WHAT YOU NEED TO DO: Transcribe the records below exactly, leaving out any pictures.

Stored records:
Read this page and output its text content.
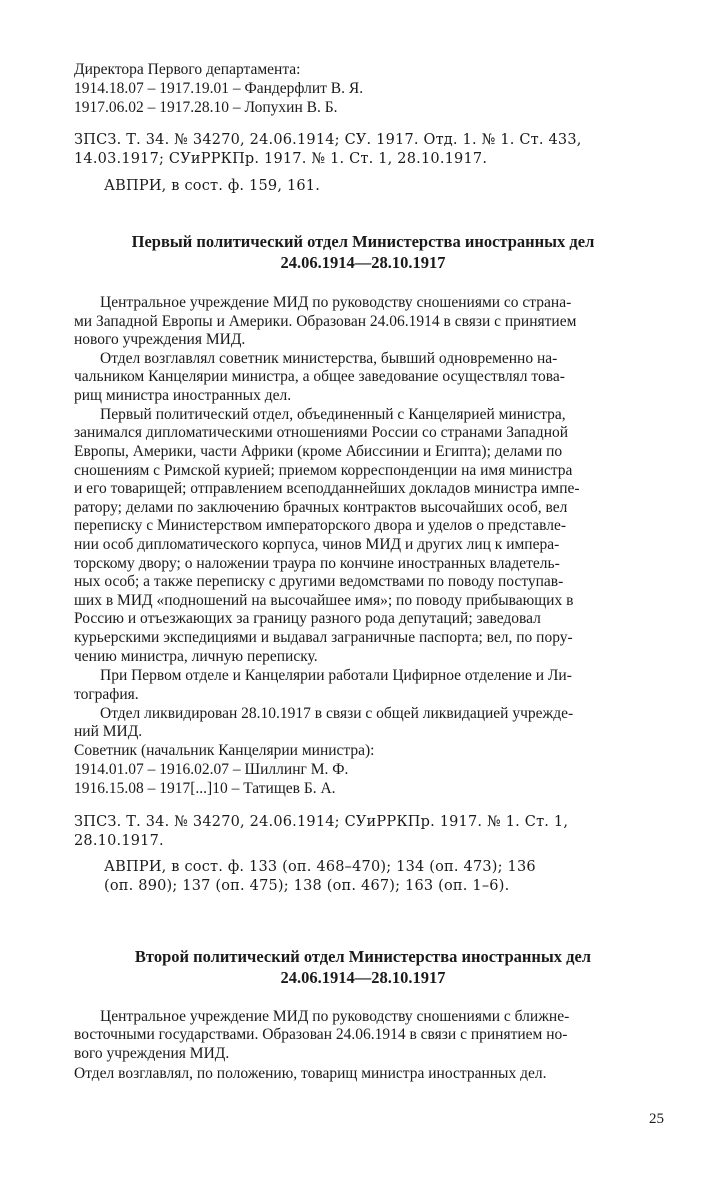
Директора Первого департамента:
1914.18.07 – 1917.19.01 – Фандерфлит В. Я.
1917.06.02 – 1917.28.10 – Лопухин В. Б.
ЗПСЗ. Т. 34. № 34270, 24.06.1914; СУ. 1917. Отд. 1. № 1. Ст. 433,
14.03.1917; СУиРРКПр. 1917. № 1. Ст. 1, 28.10.1917.
АВПРИ, в сост. ф. 159, 161.
Первый политический отдел Министерства иностранных дел
24.06.1914—28.10.1917
Центральное учреждение МИД по руководству сношениями со страна-
ми Западной Европы и Америки. Образован 24.06.1914 в связи с принятием
нового учреждения МИД.
Отдел возглавлял советник министерства, бывший одновременно на-
чальником Канцелярии министра, а общее заведование осуществлял това-
рищ министра иностранных дел.
Первый политический отдел, объединенный с Канцелярией министра,
занимался дипломатическими отношениями России со странами Западной
Европы, Америки, части Африки (кроме Абиссинии и Египта); делами по
сношениям с Римской курией; приемом корреспонденции на имя министра
и его товарищей; отправлением всеподданнейших докладов министра импе-
ратору; делами по заключению брачных контрактов высочайших особ, вел
переписку с Министерством императорского двора и уделов о представле-
нии особ дипломатического корпуса, чинов МИД и других лиц к импера-
торскому двору; о наложении траура по кончине иностранных владетель-
ных особ; а также переписку с другими ведомствами по поводу поступав-
ших в МИД «подношений на высочайшее имя»; по поводу прибывающих в
Россию и отъезжающих за границу разного рода депутаций; заведовал
курьерскими экспедициями и выдавал заграничные паспорта; вел, по пору-
чению министра, личную переписку.
При Первом отделе и Канцелярии работали Цифирное отделение и Ли-
тография.
Отдел ликвидирован 28.10.1917 в связи с общей ликвидацией учрежде-
ний МИД.
Советник (начальник Канцелярии министра):
1914.01.07 – 1916.02.07 – Шиллинг М. Ф.
1916.15.08 – 1917[...]10 – Татищев Б. А.
ЗПСЗ. Т. 34. № 34270, 24.06.1914; СУиРРКПр. 1917. № 1. Ст. 1,
28.10.1917.
АВПРИ, в сост. ф. 133 (оп. 468–470); 134 (оп. 473); 136
(оп. 890); 137 (оп. 475); 138 (оп. 467); 163 (оп. 1–6).
Второй политический отдел Министерства иностранных дел
24.06.1914—28.10.1917
Центральное учреждение МИД по руководству сношениями с ближне-
восточными государствами. Образован 24.06.1914 в связи с принятием но-
вого учреждения МИД.
Отдел возглавлял, по положению, товарищ министра иностранных дел.
25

REPLY TO THE TASK:
Read this page and output its text content.
Директора Первого департамента:
1914.18.07 – 1917.19.01 – Фандерфлит В. Я.
1917.06.02 – 1917.28.10 – Лопухин В. Б.
ЗПСЗ. Т. 34. № 34270, 24.06.1914; СУ. 1917. Отд. 1. № 1. Ст. 433,
14.03.1917; СУиРРКПр. 1917. № 1. Ст. 1, 28.10.1917.
АВПРИ, в сост. ф. 159, 161.
Первый политический отдел Министерства иностранных дел
24.06.1914—28.10.1917
Центральное учреждение МИД по руководству сношениями со страна-
ми Западной Европы и Америки. Образован 24.06.1914 в связи с принятием
нового учреждения МИД.
Отдел возглавлял советник министерства, бывший одновременно на-
чальником Канцелярии министра, а общее заведование осуществлял това-
рищ министра иностранных дел.
Первый политический отдел, объединенный с Канцелярией министра,
занимался дипломатическими отношениями России со странами Западной
Европы, Америки, части Африки (кроме Абиссинии и Египта); делами по
сношениям с Римской курией; приемом корреспонденции на имя министра
и его товарищей; отправлением всеподданнейших докладов министра импе-
ратору; делами по заключению брачных контрактов высочайших особ, вел
переписку с Министерством императорского двора и уделов о представле-
нии особ дипломатического корпуса, чинов МИД и других лиц к импера-
торскому двору; о наложении траура по кончине иностранных владетель-
ных особ; а также переписку с другими ведомствами по поводу поступав-
ших в МИД «подношений на высочайшее имя»; по поводу прибывающих в
Россию и отъезжающих за границу разного рода депутаций; заведовал
курьерскими экспедициями и выдавал заграничные паспорта; вел, по пору-
чению министра, личную переписку.
При Первом отделе и Канцелярии работали Цифирное отделение и Ли-
тография.
Отдел ликвидирован 28.10.1917 в связи с общей ликвидацией учрежде-
ний МИД.
Советник (начальник Канцелярии министра):
1914.01.07 – 1916.02.07 – Шиллинг М. Ф.
1916.15.08 – 1917[...]10 – Татищев Б. А.
ЗПСЗ. Т. 34. № 34270, 24.06.1914; СУиРРКПр. 1917. № 1. Ст. 1,
28.10.1917.
АВПРИ, в сост. ф. 133 (оп. 468–470); 134 (оп. 473); 136
(оп. 890); 137 (оп. 475); 138 (оп. 467); 163 (оп. 1–6).
Второй политический отдел Министерства иностранных дел
24.06.1914—28.10.1917
Центральное учреждение МИД по руководству сношениями с ближне-
восточными государствами. Образован 24.06.1914 в связи с принятием но-
вого учреждения МИД.
Отдел возглавлял, по положению, товарищ министра иностранных дел.
25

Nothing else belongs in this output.